## TRECHO:
Outra constatação é que as emoções exercem papel fundamental para o amadurecimento cerebral. “Se o recém-nascido for bem acolhido, ele aprende que alguém cuida dele e fica seguro. Esse começo valioso estabelece alicerces para o futuro”, diz Saul Cypel, neuropediatra do Hospital Israelita Albert Einstein, em São Paulo. É claro que a influência dos sentimentos não se limita ao período em que ele é absolutamente dependente. As pesquisas mostram que a interação entre pais e bebês é essencial. Ao observar o que os adultos fazem, eles estabelecem conexões neuronais e entendem por que determinadas atividades são importantes. Só que para isso ocorrer é preciso que ele perceba que aquilo é prazeroso e que os pais gostam de ouvir aquele som ao seu lado, por exemplo. De outro modo, ele se aborrecerá e deixará de prestar atenção na música. Por isso, os médicos recomendam que se ofereça à criança aquilo que é bom para os pais. Fã da banda Oasis, a publicitária Stella Bitelman, de São Paulo, viu que a filha Camilla, sete anos, adquiriu o gosto pelo estilo e pela língua, o inglês. Com o filho Gabriel, que acaba de completar um mês, acredita que acontecerá o mesmo. “Coloco a música e ele fica calminho”, diverte-se.
É decisivo, portanto, dar atenção ao filho. O quanto puder. A médica carioca Anna Gabriela Fuks reservou um horário para acompanhar as aulas de natação da pequena Milla. “Entro na água com ela. Percebo que esse contato ajuda no seu desenvolvimento”, diz. Atividades culturais e físicas estimulam o cérebro, mas não podem substituir a interação com os pais. Por valorizarem demais esses aspectos, algumas pessoas estão sobrecarregando as crianças com múltiplas tarefas. “Falar em janelas para determinados aprendizados é uma bobagem. É de aproximação com os pais que o bebê precisa. E seu melhor brinquedo é a família”, afirma José Salomão Schwartzman, especialista em neurologia infantil. O administrador paulista Henrique Aragoni, pai de Rafael, quatro anos, faz a lição de casa. “Levo e busco meu filho na escola e brinco com ele de igual para igual”, conta.

## REGISTROS EXIBIDOS:
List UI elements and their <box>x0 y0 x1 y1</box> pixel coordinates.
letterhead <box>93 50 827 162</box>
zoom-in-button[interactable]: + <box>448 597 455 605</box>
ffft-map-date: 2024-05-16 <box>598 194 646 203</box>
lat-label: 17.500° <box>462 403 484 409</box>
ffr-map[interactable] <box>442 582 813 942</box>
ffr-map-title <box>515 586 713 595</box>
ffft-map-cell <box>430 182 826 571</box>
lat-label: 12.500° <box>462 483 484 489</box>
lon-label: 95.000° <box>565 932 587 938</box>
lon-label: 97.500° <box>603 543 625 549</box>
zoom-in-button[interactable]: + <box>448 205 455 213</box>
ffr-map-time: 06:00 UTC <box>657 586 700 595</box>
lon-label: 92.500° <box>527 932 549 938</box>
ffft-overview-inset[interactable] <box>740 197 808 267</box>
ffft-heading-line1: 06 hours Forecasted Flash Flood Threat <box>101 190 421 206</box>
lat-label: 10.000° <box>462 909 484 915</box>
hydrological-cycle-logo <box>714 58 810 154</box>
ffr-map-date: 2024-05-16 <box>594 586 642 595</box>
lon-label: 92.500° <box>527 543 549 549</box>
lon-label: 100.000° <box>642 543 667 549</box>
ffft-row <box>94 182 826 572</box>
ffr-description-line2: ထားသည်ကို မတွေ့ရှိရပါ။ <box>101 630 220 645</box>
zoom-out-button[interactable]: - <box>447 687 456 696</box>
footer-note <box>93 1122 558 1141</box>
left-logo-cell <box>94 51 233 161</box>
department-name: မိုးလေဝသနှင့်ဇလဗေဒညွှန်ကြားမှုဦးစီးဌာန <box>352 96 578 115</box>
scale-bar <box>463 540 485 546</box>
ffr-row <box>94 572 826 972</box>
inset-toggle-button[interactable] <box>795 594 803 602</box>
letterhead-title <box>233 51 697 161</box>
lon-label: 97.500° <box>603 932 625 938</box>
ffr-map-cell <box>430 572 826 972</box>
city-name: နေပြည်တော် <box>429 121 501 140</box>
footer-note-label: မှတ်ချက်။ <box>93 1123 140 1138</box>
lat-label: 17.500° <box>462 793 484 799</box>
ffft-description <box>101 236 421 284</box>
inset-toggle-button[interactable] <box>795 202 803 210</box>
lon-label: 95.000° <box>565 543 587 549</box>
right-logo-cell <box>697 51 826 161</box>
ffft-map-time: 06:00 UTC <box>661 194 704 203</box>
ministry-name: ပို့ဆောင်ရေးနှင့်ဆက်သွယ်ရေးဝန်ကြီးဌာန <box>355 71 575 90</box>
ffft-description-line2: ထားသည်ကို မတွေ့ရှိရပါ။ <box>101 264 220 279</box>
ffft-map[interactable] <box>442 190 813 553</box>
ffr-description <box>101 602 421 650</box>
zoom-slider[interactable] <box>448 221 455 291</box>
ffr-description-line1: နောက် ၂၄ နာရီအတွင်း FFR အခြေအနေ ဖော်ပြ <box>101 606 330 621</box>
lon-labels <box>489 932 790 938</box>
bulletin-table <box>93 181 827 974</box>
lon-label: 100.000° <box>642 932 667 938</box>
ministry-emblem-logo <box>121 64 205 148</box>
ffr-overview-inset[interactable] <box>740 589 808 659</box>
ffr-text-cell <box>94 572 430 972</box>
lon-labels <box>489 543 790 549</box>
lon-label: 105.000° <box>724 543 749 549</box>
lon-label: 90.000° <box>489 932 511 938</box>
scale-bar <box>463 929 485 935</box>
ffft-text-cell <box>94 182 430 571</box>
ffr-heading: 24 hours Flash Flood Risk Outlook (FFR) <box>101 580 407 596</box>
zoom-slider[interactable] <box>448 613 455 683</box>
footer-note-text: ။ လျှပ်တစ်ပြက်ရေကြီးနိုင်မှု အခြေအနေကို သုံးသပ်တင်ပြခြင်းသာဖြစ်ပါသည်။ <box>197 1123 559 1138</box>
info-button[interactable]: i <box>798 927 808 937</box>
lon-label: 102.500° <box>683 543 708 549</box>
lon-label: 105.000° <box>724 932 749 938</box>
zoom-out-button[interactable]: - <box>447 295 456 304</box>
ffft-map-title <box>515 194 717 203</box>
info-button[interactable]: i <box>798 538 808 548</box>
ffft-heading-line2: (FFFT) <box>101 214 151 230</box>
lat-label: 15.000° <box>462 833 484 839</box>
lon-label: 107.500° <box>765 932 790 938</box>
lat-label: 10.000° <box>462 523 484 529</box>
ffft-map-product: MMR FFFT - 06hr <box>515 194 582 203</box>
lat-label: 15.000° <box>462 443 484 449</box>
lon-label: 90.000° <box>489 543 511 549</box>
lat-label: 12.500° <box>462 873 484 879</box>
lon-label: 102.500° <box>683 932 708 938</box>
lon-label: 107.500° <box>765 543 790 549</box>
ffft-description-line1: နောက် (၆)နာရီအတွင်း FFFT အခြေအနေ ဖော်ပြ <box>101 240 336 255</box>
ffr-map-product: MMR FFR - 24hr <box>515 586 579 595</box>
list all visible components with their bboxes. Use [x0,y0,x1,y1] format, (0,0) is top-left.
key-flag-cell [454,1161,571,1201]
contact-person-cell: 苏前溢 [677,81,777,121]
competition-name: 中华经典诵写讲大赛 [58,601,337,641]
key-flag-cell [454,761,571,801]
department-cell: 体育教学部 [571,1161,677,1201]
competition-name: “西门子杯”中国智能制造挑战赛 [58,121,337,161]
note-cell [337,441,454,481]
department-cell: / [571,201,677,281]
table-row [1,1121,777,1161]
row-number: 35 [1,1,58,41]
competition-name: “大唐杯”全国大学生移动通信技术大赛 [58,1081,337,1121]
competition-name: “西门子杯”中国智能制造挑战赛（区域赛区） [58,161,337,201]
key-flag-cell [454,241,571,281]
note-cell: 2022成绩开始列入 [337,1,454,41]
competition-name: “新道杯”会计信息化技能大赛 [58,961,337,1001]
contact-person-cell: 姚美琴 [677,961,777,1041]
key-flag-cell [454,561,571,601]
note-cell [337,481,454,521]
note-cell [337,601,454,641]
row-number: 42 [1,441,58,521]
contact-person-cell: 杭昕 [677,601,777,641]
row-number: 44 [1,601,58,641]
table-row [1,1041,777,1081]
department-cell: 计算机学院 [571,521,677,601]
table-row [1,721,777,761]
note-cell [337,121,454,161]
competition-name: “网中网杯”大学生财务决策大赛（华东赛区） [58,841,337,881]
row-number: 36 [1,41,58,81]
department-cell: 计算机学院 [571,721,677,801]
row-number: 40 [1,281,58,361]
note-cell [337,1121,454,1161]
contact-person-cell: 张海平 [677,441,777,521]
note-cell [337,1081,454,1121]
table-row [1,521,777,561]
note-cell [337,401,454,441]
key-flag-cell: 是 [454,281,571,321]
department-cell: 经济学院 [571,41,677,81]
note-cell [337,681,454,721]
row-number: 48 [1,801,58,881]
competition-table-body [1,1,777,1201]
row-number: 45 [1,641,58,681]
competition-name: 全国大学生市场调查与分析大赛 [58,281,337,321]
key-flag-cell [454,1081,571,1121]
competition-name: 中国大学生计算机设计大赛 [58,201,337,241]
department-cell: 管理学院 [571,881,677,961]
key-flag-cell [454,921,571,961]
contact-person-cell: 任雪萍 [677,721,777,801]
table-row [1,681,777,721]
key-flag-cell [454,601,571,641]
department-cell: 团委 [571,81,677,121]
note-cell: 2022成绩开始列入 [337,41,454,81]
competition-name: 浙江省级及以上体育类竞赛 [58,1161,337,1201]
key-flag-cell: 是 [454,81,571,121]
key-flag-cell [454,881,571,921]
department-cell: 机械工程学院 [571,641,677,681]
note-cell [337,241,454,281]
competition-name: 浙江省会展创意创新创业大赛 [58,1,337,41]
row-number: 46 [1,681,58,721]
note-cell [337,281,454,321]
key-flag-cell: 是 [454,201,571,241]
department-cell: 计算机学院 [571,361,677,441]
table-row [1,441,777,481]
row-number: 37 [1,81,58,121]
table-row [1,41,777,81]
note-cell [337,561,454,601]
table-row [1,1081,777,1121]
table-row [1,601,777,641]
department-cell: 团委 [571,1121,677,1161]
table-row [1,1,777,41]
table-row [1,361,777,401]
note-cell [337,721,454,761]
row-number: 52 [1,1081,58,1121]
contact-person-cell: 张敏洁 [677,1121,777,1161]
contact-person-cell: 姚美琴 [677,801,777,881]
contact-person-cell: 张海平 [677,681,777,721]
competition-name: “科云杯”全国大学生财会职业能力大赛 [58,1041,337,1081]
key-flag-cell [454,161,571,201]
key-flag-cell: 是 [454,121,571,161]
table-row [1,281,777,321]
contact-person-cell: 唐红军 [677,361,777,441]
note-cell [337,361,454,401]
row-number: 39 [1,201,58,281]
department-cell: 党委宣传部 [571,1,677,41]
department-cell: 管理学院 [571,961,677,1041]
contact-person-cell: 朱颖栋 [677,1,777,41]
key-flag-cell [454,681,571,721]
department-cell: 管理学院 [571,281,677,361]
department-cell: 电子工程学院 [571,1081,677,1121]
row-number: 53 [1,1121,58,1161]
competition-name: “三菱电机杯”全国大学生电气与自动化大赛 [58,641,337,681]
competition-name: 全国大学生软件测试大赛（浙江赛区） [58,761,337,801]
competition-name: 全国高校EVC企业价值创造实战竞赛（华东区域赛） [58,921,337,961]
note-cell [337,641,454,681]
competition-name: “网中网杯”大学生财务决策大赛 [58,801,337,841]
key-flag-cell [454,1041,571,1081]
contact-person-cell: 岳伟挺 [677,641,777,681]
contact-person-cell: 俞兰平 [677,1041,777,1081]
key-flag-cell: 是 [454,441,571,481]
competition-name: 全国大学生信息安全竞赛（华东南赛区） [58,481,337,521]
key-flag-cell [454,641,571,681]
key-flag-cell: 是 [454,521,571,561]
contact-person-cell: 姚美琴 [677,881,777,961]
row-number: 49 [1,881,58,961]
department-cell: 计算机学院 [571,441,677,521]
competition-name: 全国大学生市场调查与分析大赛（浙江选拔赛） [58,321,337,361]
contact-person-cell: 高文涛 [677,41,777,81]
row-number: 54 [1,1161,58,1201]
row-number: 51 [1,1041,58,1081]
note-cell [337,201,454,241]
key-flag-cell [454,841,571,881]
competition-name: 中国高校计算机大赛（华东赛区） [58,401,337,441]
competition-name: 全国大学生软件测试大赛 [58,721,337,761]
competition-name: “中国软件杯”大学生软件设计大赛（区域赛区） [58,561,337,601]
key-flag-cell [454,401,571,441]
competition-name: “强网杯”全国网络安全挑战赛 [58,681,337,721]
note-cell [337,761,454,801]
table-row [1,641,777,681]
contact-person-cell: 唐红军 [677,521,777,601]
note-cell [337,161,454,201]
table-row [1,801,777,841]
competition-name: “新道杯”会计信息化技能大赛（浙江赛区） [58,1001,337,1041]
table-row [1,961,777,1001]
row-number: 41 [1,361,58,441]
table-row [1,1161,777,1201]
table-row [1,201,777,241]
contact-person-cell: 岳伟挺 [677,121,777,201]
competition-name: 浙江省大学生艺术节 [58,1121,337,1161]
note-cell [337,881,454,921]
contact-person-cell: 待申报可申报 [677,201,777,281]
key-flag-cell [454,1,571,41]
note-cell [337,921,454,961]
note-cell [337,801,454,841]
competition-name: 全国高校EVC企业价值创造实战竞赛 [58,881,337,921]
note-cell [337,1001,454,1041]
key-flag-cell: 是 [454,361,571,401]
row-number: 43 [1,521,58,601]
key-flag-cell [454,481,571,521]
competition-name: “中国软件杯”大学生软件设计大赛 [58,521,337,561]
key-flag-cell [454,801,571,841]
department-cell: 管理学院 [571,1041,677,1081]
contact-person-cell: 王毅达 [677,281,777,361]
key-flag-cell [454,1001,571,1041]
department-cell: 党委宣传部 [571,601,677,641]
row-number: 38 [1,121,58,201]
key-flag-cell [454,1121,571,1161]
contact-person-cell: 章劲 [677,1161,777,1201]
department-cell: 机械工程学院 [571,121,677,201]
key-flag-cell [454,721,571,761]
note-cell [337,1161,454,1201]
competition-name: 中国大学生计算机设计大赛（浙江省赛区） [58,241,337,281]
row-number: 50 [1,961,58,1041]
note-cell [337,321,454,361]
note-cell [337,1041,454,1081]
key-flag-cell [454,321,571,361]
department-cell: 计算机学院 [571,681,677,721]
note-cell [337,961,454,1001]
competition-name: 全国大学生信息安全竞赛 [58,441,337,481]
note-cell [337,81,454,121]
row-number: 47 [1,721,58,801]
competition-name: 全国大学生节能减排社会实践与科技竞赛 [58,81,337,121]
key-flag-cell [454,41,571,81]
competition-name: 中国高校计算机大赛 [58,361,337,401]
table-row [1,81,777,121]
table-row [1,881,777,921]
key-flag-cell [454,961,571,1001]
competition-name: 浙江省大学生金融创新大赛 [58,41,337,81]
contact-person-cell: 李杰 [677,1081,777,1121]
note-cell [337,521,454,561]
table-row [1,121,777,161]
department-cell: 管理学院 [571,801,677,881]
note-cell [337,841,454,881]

## TAREFA 1:
Segundo o trecho sobre o desenvolvimento cerebral dos bebês, o que Anna Gabriela Fuks faz durante as aulas de natação da filha Milla?
## TAREFA 2:
Continue o trecho sobre o desenvolvimento cerebral dos bebês a partir da última frase apresentada.

## RESPOSTA 1:
Ela entra na água com a filha.

## RESPOSTA 2:
Futebol: Aragoni e Rafael jogam juntos. Para os pequenos, os melhores brinquedos são mesmo os pais
Para Meltzoff, se os pais querem que a criança tenha duas línguas, será útil se ela tiver contato com o segundo idioma entre os cinco e os dez anos. Já quanto à matemática e à ciência, os filhos não necessitam ser submetidos a aulas particulares antes de ir para a escola. Basta que sejam atendidos em sua curiosidade natural pelo mundo. Eles, de fato, sabem bastante a esse respeito. Estudos mostram que crianças com três dias de idade têm orientação espacial. Elas localizam estímulos visuais em seu entorno, apesar de enxergar mal. Caso isso pareça pouco, que tal saber que com três meses e meio o bebê tem noções de balística? Isso mesmo. Se um objeto colorido for estendido para ele repetidamente, logo o nenê compreenderá onde o brinquedo deverá estar na vez seguinte. Basta brecar o movimento para comprovar isso. Ele fechará as mãozinhas no local que calculou. Um feito para qualquer pai se gabar das proezas do filhote.